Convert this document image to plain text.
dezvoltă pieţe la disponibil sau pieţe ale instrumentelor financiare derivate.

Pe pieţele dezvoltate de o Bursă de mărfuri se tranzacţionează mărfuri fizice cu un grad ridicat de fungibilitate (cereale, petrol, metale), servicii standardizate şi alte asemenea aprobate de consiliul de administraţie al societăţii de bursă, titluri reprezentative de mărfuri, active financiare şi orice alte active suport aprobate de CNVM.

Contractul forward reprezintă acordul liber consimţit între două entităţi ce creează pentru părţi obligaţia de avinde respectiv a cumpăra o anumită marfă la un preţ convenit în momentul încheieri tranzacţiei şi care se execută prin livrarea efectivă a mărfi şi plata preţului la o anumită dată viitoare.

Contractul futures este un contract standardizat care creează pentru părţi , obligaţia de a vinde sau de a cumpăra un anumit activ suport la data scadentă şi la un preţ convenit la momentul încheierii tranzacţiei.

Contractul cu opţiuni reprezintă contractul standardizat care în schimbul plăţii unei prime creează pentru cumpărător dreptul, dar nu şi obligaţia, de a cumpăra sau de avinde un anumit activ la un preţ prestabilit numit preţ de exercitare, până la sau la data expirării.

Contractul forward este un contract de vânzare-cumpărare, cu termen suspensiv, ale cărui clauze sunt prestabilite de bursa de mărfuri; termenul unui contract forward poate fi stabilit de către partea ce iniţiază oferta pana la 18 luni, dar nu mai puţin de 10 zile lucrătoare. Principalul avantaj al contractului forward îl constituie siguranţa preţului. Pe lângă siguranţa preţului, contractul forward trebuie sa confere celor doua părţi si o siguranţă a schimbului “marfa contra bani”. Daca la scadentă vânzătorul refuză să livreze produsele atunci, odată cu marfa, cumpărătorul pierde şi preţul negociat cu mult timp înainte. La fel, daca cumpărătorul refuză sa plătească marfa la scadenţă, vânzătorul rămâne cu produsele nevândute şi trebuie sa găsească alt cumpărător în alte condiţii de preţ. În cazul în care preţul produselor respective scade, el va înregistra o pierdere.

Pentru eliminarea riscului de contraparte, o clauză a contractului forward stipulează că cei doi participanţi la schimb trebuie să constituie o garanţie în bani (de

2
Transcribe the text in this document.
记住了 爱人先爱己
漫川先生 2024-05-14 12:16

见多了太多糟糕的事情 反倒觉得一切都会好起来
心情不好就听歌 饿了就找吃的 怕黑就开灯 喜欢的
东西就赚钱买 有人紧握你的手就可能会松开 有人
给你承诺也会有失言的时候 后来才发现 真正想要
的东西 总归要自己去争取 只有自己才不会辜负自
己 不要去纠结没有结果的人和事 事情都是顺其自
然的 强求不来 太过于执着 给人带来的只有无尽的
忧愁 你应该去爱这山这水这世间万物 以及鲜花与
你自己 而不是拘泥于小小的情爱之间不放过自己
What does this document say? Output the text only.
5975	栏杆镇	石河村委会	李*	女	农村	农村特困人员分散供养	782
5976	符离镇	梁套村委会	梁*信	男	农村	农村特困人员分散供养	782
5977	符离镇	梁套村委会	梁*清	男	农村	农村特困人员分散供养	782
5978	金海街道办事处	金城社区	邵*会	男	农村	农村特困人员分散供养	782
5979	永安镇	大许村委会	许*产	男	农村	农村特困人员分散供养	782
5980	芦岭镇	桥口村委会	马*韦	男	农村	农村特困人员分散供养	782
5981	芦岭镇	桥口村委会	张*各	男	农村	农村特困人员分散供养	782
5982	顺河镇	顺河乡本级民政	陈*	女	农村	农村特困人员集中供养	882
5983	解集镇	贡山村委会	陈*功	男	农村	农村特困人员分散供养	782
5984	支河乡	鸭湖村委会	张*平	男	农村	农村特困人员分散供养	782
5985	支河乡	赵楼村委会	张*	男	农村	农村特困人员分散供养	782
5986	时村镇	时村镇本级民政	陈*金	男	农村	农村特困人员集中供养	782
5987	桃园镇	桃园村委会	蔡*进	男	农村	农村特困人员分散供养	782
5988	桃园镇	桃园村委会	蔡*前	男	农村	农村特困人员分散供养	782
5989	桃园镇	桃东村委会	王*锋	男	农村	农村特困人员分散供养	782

YOUR TASK: Looking at the data above, how many lines hold the word "桥口村委会"? Respond with the number alone.

PROBLEM SOLUTION: 2